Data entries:
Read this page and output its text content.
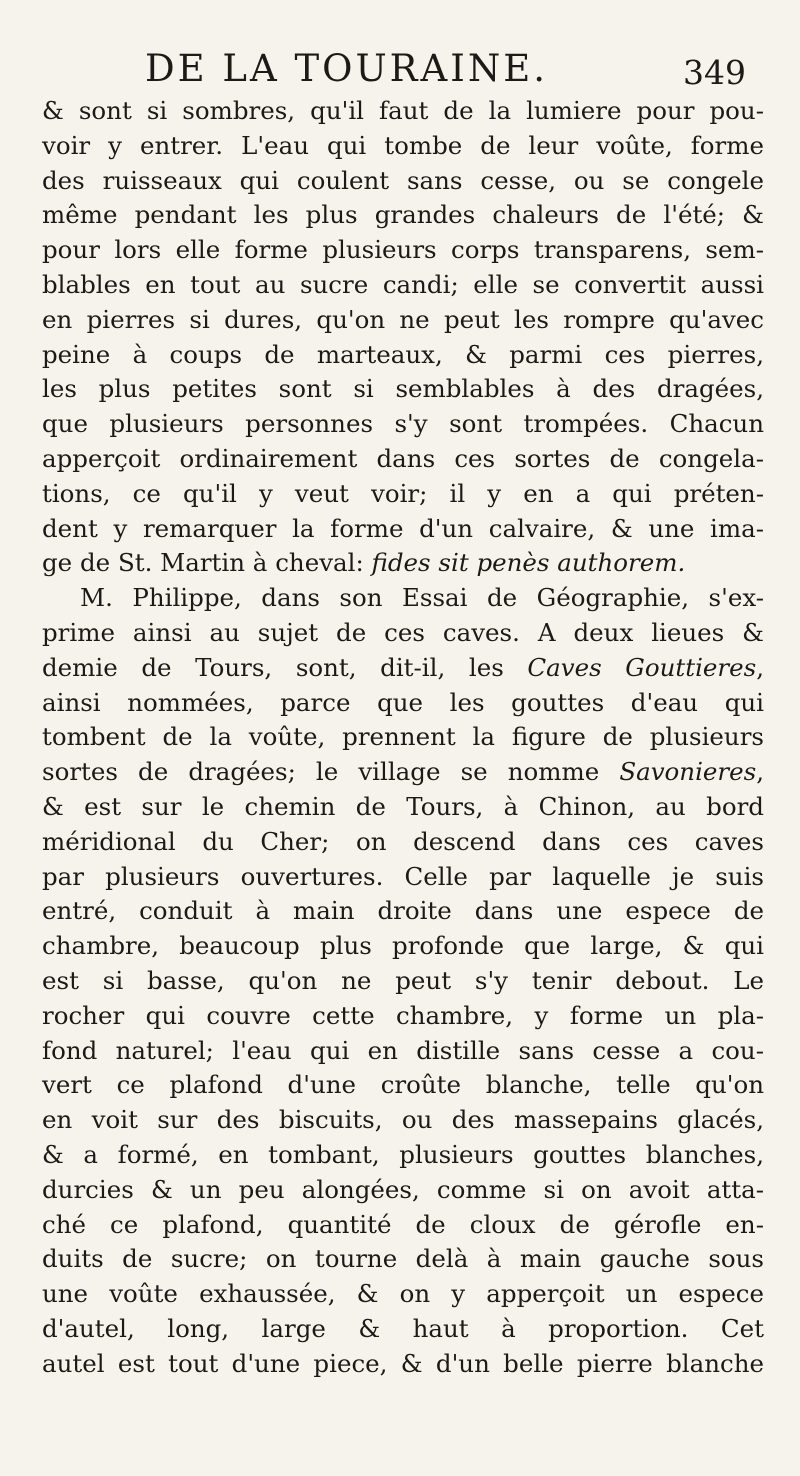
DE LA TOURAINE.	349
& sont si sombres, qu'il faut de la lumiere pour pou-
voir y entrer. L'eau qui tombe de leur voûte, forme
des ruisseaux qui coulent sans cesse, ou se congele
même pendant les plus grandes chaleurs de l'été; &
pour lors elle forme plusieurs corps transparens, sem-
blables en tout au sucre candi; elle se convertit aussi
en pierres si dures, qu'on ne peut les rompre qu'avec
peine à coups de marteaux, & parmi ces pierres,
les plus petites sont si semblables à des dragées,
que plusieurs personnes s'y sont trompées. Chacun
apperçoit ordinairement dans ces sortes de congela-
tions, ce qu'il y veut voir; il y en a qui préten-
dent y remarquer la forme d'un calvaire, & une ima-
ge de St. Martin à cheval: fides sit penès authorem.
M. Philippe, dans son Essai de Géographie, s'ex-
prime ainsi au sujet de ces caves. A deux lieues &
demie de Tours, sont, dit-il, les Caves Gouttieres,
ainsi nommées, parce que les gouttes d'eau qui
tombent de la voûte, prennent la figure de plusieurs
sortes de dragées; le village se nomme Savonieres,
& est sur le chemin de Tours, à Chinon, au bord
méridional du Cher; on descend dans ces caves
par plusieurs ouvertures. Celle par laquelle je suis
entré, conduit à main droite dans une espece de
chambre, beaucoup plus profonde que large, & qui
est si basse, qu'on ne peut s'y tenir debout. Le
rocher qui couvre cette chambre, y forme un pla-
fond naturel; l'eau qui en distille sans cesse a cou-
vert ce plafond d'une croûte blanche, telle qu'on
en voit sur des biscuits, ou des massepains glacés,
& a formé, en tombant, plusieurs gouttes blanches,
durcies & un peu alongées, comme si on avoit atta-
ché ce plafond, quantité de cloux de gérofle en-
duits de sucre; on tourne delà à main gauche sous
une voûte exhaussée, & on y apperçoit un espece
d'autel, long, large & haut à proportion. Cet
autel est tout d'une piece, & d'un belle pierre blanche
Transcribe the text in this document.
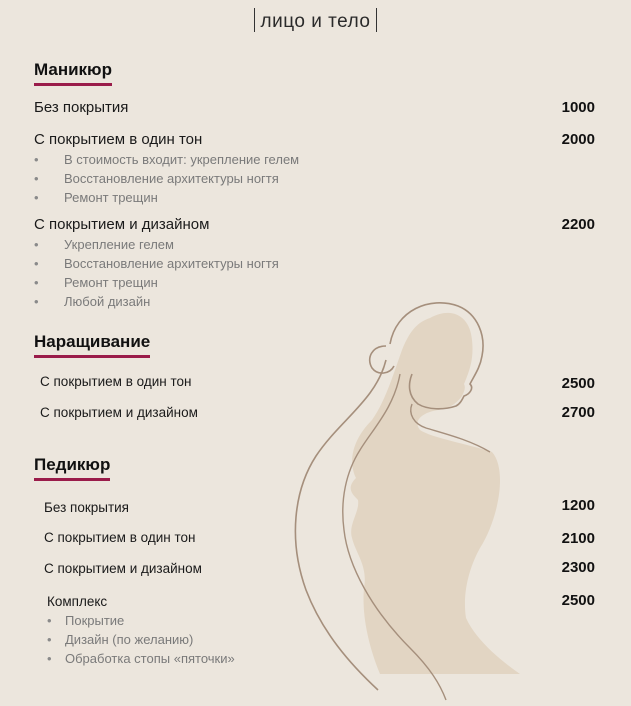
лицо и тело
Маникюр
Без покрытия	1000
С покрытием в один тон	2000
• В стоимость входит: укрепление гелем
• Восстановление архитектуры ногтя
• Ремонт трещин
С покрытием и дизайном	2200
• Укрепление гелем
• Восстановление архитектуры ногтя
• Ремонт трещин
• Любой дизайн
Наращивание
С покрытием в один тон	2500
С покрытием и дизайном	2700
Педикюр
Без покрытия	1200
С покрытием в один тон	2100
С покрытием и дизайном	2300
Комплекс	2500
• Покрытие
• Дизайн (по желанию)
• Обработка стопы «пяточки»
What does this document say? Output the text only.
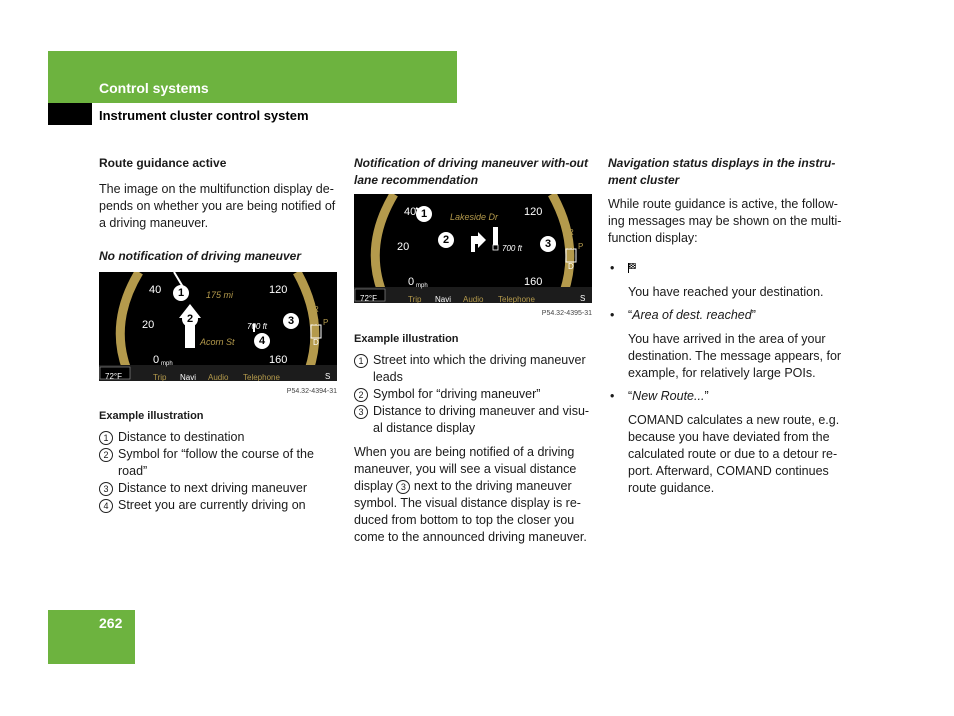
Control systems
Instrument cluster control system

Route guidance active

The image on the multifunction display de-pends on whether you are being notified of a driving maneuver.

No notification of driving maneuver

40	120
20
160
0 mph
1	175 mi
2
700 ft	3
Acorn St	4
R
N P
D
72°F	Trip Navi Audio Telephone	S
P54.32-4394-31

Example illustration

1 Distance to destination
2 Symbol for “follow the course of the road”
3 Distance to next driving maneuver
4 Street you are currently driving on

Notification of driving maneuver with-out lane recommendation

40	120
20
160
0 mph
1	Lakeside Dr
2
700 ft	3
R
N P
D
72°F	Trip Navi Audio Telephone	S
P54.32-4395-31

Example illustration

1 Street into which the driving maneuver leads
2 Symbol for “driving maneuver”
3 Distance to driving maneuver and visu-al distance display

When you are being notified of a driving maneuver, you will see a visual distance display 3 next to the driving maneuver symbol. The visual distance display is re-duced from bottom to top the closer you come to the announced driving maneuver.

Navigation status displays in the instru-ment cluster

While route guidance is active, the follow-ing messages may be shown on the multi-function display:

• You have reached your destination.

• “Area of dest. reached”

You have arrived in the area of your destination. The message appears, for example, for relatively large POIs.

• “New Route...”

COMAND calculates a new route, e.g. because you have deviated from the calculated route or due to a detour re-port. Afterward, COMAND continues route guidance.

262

### PROBLEM TO WORK ON
What is the number of lines that hold the string "active"? Give it alone.

### REPLY
2